Stored data
• • • • •
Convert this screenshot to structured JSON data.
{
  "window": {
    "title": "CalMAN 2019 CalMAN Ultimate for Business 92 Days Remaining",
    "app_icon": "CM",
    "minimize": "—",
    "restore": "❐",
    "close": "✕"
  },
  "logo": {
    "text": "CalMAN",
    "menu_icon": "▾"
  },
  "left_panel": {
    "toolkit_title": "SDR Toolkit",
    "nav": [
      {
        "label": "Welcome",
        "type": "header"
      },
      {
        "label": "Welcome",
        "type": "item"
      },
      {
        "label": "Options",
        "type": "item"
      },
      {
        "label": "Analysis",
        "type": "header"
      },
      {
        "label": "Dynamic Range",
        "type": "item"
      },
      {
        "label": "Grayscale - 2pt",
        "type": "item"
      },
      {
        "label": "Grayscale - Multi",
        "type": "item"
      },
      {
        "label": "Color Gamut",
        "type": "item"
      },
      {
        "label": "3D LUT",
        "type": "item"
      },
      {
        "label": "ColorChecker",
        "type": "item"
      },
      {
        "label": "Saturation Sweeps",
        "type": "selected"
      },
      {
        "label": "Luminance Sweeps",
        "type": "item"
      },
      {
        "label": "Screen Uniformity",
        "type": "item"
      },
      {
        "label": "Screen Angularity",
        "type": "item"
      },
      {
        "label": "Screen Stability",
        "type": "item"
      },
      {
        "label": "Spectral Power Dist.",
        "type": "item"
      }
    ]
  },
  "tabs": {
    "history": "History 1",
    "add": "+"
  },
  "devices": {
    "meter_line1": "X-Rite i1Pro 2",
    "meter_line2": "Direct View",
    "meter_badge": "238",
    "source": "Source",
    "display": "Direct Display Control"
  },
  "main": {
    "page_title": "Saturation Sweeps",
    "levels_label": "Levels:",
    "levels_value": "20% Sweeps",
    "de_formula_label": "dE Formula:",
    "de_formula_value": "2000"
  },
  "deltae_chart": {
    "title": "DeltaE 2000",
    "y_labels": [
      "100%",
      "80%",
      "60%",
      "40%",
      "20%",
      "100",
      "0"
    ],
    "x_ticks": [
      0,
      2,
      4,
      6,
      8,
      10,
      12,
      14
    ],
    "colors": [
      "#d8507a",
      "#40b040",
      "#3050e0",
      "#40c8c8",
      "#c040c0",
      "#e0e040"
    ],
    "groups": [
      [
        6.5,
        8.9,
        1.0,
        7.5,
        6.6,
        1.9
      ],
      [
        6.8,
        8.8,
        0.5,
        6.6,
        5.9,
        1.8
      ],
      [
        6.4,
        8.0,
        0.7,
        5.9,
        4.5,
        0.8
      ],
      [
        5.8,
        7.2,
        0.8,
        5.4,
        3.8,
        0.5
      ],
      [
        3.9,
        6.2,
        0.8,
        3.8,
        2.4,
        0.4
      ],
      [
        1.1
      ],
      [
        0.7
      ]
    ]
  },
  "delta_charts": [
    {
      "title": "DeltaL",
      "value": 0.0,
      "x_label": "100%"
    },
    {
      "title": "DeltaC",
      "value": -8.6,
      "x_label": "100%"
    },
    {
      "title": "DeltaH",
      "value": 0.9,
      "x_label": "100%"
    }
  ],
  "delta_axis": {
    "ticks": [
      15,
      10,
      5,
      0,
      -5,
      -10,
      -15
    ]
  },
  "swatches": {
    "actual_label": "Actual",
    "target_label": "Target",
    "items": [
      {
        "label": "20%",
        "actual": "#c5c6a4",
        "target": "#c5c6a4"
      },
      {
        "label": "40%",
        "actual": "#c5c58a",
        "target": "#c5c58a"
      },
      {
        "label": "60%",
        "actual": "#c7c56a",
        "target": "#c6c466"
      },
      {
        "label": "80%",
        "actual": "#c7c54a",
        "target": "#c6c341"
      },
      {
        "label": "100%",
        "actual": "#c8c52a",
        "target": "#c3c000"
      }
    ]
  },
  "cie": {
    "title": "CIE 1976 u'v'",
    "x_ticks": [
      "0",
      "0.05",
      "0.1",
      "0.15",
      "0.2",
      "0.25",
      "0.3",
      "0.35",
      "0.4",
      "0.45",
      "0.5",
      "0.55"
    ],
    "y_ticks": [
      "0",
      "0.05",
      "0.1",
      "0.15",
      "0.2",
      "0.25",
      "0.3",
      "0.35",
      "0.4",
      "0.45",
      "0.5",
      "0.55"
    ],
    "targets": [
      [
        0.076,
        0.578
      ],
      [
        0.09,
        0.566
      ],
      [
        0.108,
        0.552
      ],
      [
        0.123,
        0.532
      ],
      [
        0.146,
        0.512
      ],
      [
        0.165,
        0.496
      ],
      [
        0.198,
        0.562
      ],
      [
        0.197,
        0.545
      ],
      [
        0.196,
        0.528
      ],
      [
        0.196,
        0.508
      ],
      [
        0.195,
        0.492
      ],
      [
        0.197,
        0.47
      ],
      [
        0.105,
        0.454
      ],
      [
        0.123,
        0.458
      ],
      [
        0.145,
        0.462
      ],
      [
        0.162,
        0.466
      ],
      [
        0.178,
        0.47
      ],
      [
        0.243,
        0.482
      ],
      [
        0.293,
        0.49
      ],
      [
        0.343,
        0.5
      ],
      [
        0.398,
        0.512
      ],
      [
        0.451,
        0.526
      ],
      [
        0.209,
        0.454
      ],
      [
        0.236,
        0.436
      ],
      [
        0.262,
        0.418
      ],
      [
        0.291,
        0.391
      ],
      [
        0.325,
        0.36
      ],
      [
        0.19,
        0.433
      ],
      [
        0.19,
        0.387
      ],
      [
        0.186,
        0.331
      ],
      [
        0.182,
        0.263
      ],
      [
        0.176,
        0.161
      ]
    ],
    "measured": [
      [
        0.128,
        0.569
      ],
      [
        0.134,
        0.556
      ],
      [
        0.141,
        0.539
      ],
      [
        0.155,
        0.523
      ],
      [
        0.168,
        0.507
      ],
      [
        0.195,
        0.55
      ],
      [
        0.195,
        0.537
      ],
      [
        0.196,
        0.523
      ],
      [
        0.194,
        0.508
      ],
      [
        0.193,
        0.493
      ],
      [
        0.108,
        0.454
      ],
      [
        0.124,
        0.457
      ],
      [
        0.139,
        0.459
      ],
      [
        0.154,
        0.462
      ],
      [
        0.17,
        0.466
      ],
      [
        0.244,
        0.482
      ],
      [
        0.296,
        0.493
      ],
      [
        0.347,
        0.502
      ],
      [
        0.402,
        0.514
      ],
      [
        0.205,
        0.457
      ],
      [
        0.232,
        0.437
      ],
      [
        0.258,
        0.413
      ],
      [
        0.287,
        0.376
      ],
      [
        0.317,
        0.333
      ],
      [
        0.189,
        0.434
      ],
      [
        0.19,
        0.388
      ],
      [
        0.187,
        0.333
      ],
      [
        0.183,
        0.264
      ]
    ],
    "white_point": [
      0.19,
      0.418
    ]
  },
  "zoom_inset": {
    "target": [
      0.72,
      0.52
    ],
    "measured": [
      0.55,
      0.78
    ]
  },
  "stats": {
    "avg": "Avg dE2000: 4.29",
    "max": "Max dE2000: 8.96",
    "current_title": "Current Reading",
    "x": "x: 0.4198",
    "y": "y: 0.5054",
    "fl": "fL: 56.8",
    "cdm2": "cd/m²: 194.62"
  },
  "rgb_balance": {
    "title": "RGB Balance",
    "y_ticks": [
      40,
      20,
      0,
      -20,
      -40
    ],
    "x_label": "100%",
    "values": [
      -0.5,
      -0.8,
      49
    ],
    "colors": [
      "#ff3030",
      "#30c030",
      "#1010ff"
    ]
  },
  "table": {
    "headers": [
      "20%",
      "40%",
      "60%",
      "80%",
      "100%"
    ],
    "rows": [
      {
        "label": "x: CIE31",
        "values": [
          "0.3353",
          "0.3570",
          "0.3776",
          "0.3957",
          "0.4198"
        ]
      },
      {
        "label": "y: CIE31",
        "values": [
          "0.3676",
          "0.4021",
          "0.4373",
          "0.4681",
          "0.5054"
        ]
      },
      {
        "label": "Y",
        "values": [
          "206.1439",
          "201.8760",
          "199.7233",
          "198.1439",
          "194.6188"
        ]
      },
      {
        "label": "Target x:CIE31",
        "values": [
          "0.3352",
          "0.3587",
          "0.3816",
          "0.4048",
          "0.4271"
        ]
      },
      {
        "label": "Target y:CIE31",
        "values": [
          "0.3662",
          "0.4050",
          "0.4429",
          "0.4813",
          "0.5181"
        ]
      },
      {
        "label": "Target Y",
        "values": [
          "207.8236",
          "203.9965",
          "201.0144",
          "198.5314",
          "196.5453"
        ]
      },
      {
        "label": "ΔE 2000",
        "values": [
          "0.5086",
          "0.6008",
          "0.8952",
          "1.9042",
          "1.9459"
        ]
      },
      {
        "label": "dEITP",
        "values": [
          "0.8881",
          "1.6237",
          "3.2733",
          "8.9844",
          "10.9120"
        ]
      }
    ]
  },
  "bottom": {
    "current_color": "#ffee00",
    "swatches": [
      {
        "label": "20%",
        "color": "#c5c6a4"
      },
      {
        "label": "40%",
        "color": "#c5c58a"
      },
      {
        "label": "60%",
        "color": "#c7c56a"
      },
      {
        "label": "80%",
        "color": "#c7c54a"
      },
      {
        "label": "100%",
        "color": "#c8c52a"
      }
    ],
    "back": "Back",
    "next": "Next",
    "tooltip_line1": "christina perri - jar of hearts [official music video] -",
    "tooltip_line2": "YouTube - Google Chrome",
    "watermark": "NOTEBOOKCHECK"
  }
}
• • • • •
> [Given task] From the listing above, collect each line in which the string "Direct" appears.

> [Result of this exercise]
    "meter_line2": "Direct View",
    "display": "Direct Display Control"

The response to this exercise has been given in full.